-- Your instructions --
Search the listing for "JSON" and copy every line where it appears.
┄┄┄┄┄┄
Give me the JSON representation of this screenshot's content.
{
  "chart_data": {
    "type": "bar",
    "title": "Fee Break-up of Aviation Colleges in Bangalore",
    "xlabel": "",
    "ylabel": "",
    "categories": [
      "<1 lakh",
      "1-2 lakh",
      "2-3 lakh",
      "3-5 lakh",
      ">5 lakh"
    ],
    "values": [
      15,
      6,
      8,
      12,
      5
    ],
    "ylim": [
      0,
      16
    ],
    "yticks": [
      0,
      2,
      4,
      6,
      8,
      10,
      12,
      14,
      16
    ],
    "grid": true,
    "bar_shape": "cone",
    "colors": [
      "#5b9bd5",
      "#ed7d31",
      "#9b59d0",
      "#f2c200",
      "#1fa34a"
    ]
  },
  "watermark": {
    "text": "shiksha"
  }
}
┄┄┄┄┄┄
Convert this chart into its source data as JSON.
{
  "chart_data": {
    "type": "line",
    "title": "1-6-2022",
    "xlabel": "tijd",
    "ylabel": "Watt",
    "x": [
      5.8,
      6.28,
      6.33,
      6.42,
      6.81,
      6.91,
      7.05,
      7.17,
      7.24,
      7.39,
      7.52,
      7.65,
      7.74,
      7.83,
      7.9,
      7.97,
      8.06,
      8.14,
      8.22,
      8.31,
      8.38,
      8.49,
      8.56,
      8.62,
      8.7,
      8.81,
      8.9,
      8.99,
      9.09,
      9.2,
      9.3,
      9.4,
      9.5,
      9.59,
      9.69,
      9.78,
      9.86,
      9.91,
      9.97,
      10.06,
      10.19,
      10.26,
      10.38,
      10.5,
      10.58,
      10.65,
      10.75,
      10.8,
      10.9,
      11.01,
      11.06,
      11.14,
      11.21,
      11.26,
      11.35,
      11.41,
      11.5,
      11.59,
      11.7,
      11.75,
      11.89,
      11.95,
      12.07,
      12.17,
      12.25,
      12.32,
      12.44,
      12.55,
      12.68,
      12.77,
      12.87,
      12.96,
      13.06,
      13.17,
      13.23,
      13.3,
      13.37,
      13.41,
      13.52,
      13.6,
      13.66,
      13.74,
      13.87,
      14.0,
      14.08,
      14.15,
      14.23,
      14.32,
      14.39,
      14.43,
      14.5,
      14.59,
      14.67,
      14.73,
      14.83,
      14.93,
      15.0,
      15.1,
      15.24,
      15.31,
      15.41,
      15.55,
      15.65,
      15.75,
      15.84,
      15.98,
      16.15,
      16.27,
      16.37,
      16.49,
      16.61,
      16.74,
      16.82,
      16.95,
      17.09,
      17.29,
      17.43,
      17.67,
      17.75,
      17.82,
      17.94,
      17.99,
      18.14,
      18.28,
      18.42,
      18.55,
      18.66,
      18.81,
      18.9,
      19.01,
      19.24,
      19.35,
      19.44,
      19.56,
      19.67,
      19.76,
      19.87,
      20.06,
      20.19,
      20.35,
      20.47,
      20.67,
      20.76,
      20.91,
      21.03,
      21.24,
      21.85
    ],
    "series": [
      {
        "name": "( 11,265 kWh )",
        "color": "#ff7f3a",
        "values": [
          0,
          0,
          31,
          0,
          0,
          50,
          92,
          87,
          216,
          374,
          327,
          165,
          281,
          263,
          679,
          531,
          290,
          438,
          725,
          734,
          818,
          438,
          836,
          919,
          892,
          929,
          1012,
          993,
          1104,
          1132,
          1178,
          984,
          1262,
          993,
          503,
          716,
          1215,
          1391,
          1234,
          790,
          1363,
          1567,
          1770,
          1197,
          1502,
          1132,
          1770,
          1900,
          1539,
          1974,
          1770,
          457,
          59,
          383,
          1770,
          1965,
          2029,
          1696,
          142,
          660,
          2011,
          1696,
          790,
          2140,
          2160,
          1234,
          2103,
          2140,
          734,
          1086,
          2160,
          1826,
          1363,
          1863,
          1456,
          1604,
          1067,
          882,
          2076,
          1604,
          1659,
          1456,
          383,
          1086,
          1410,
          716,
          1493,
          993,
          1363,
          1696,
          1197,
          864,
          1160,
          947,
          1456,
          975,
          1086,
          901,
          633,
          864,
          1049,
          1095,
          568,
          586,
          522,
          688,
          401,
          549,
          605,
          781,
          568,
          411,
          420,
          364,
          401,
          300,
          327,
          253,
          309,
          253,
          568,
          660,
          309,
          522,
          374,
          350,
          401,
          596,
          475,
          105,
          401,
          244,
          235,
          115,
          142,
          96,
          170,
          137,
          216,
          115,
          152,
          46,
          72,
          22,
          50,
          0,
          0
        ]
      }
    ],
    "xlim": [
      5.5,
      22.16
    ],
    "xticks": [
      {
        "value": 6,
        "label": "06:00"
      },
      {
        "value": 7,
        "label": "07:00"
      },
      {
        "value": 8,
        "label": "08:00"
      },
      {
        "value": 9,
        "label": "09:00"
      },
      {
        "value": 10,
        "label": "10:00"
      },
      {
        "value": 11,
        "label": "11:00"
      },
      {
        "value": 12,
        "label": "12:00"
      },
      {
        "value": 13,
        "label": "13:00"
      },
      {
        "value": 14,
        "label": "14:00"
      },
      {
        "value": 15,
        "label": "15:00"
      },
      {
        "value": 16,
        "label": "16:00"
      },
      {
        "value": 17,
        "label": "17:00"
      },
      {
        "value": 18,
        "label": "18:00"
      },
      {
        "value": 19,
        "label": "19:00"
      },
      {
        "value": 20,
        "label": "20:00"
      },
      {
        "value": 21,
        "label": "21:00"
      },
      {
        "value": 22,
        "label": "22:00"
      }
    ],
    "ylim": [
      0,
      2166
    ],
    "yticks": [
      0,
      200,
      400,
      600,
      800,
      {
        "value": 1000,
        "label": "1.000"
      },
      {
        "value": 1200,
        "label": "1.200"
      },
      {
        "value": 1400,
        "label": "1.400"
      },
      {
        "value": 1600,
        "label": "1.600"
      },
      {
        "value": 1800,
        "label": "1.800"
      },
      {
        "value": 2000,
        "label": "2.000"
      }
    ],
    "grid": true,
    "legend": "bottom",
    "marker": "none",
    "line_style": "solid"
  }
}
┄┄┄┄┄┄
-- Completed task --
Give me the JSON representation of this screenshot's content.
Convert this chart into its source data as JSON.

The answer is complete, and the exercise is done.